== Supplied data

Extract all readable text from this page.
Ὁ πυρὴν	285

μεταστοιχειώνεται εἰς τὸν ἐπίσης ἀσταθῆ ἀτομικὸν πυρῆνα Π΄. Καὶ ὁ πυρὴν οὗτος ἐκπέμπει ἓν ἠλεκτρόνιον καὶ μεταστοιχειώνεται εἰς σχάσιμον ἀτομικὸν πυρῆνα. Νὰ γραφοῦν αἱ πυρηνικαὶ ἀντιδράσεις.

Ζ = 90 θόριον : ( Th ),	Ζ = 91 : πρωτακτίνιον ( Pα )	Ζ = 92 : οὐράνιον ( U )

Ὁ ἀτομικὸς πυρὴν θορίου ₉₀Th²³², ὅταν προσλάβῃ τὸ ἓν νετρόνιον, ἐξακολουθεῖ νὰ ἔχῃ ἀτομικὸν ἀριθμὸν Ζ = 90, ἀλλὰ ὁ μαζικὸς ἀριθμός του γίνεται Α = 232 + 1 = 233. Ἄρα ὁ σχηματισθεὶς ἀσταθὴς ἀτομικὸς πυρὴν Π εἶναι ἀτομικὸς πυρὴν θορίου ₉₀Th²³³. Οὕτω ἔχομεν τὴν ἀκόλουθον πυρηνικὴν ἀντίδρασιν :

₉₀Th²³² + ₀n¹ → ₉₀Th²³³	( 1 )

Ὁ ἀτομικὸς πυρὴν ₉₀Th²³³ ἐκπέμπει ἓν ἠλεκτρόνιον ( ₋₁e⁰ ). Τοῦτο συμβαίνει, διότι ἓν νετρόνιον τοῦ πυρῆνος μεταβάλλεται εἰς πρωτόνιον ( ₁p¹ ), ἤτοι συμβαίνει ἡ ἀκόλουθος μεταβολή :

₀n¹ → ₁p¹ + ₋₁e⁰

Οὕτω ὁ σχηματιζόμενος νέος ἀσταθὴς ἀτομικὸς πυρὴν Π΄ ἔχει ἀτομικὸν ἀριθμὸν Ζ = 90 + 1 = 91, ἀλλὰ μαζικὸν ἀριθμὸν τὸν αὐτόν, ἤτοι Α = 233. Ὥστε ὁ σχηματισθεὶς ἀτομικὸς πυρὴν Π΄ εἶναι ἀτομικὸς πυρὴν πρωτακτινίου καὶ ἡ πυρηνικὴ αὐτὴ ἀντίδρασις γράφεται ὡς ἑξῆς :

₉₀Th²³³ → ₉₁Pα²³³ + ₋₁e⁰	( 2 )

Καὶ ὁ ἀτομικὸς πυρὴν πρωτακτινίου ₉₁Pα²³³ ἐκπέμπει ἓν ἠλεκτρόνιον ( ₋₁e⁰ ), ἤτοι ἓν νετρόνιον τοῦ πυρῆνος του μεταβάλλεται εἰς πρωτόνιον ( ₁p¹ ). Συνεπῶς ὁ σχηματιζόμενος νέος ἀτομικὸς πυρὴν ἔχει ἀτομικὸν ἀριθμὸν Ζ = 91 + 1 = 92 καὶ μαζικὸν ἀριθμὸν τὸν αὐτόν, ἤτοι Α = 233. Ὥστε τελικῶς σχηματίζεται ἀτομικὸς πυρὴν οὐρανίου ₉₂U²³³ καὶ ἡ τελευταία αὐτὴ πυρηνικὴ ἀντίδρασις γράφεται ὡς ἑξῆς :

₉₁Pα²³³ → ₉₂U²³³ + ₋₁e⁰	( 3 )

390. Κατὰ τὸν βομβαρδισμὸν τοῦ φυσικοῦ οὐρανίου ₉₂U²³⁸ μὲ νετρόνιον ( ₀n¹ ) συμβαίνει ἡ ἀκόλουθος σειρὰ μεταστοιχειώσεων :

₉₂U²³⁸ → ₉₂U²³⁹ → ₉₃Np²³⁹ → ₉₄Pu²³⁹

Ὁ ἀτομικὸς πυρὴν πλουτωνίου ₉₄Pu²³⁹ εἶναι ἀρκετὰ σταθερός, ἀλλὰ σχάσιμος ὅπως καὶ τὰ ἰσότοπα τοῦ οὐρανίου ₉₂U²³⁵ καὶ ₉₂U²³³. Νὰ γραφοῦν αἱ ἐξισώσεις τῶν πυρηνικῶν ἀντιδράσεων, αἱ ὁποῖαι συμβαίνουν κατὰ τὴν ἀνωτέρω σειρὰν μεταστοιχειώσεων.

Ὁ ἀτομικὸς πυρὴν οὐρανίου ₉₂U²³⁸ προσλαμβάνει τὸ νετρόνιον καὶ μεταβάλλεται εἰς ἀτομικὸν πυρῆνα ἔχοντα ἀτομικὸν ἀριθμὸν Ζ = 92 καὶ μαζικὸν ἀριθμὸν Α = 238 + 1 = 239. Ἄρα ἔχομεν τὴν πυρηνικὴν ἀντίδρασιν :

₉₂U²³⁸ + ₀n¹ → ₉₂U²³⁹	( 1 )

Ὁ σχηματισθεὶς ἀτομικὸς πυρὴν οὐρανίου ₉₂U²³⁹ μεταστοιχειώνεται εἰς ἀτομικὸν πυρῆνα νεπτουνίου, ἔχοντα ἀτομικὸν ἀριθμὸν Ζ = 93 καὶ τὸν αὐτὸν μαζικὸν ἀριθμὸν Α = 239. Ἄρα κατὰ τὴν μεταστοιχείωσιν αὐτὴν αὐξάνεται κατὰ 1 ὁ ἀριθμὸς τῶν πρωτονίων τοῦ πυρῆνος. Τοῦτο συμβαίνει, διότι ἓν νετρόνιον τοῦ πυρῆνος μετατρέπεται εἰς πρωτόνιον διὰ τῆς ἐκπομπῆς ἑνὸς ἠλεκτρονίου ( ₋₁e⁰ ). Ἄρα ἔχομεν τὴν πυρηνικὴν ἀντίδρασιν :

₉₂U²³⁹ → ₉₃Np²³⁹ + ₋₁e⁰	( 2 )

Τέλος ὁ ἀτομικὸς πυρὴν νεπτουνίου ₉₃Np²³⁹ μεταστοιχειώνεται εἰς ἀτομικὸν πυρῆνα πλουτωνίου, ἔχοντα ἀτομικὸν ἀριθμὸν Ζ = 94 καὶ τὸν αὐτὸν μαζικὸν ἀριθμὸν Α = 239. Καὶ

====

(Short exercise)
Find "πρωτακτινίου". Copy every line it occurs in.

(Exercise response)
Οὕτω ὁ σχηματιζόμενος νέος ἀσταθὴς ἀτομικὸς πυρὴν Π΄ ἔχει ἀτομικὸν ἀριθμὸν Ζ = 90 + 1 = 91, ἀλλὰ μαζικὸν ἀριθμὸν τὸν αὐτόν, ἤτοι Α = 233. Ὥστε ὁ σχηματισθεὶς ἀτομικὸς πυρὴν Π΄ εἶναι ἀτομικὸς πυρὴν πρωτακτινίου καὶ ἡ πυρηνικὴ αὐτὴ ἀντίδρασις γράφεται ὡς ἑξῆς :
Καὶ ὁ ἀτομικὸς πυρὴν πρωτακτινίου ₉₁Pα²³³ ἐκπέμπει ἓν ἠλεκτρόνιον ( ₋₁e⁰ ), ἤτοι ἓν νετρόνιον τοῦ πυρῆνος του μεταβάλλεται εἰς πρωτόνιον ( ₁p¹ ). Συνεπῶς ὁ σχηματιζόμενος νέος ἀτομικὸς πυρὴν ἔχει ἀτομικὸν ἀριθμὸν Ζ = 91 + 1 = 92 καὶ μαζικὸν ἀριθμὸν τὸν αὐτόν, ἤτοι Α = 233. Ὥστε τελικῶς σχηματίζεται ἀτομικὸς πυρὴν οὐρανίου ₉₂U²³³ καὶ ἡ τελευταία αὐτὴ πυρηνικὴ ἀντίδρασις γράφεται ὡς ἑξῆς :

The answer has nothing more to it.